§ **DIRECTIONS**: Using the records below, locate all lines containing "sugar" and return them.

▼

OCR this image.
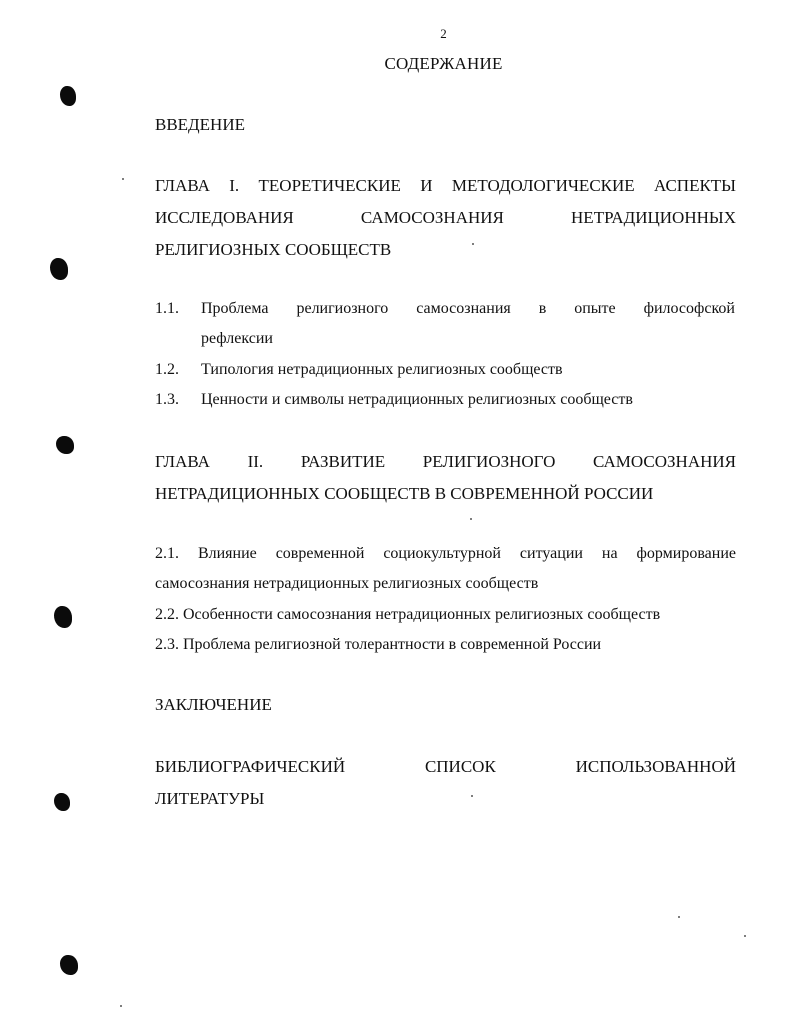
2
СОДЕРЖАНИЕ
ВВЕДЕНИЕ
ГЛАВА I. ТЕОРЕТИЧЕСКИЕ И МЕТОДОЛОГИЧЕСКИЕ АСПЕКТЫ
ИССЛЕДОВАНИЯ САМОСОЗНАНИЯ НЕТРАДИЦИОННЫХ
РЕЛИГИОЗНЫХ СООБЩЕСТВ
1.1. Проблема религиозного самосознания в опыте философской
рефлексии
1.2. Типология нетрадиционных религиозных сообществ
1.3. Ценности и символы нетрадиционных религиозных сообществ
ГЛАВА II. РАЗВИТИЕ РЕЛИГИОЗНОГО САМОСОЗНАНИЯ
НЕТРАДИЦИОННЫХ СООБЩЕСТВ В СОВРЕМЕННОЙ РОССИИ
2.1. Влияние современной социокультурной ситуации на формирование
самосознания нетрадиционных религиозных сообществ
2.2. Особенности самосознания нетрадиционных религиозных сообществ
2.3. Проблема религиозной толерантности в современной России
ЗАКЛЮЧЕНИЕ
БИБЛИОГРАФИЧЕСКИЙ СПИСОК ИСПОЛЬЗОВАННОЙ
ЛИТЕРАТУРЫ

▲
▼

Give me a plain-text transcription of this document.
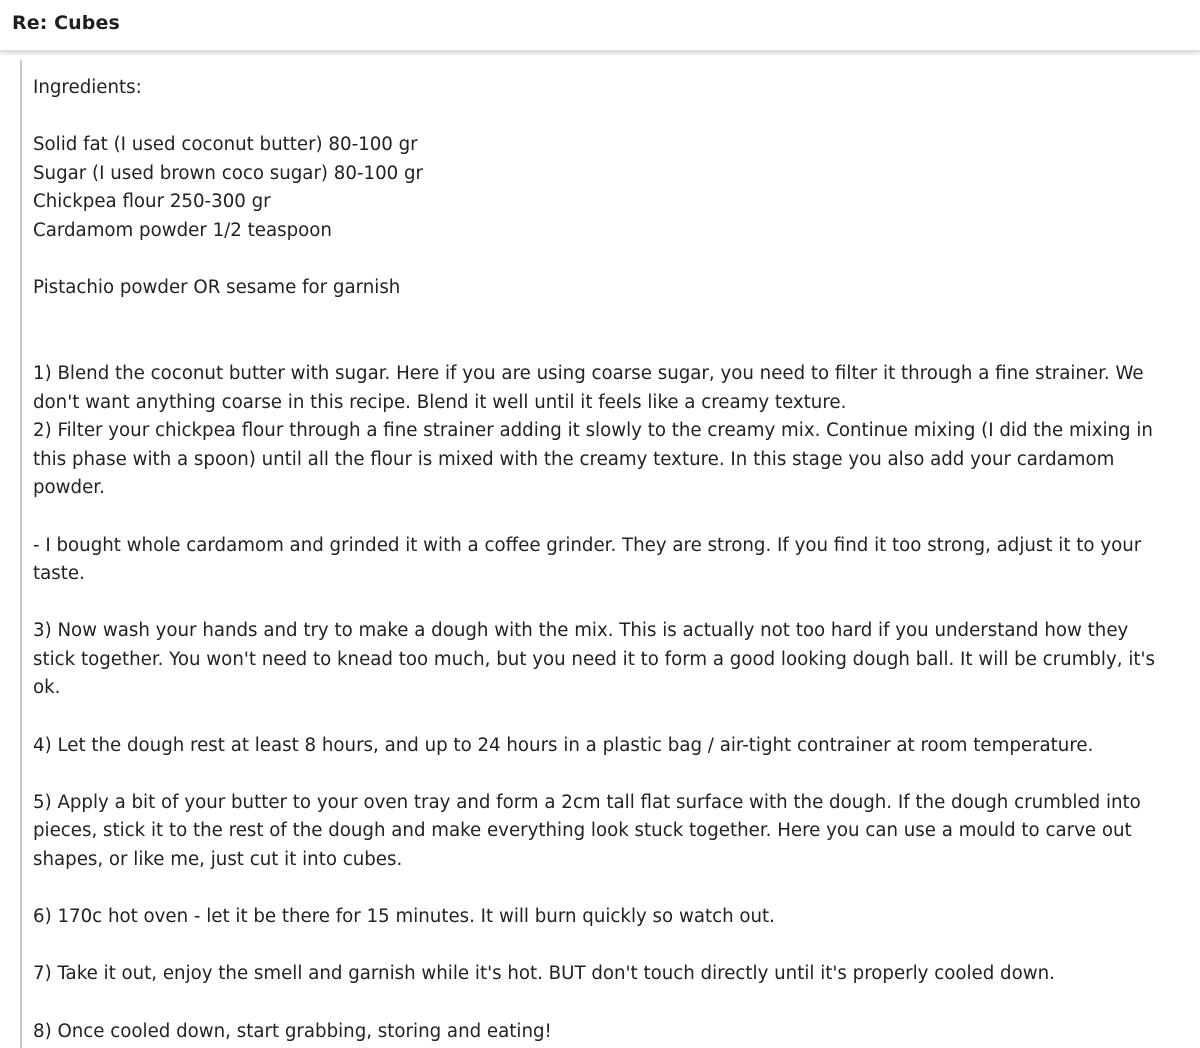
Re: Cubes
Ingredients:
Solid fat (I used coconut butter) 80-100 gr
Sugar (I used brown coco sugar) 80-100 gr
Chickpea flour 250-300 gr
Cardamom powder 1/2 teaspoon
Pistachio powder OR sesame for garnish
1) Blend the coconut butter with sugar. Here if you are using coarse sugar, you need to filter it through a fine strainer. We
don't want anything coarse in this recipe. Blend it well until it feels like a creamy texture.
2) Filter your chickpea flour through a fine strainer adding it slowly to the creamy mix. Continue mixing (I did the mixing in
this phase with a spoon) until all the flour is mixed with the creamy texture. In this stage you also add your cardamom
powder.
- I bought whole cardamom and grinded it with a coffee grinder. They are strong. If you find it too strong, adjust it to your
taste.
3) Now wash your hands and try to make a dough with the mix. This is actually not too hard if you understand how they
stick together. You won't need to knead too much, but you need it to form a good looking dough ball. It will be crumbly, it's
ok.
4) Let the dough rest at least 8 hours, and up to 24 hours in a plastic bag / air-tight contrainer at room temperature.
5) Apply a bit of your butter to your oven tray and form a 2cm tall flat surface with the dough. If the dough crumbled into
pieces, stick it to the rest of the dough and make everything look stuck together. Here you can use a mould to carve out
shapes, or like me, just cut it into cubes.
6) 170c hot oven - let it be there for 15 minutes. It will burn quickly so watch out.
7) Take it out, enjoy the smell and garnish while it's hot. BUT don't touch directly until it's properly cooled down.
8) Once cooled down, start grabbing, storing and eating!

▲

§ **WRITTEN SOLUTION**:
Sugar (I used brown coco sugar) 80-100 gr
1) Blend the coconut butter with sugar. Here if you are using coarse sugar, you need to filter it through a fine strainer. We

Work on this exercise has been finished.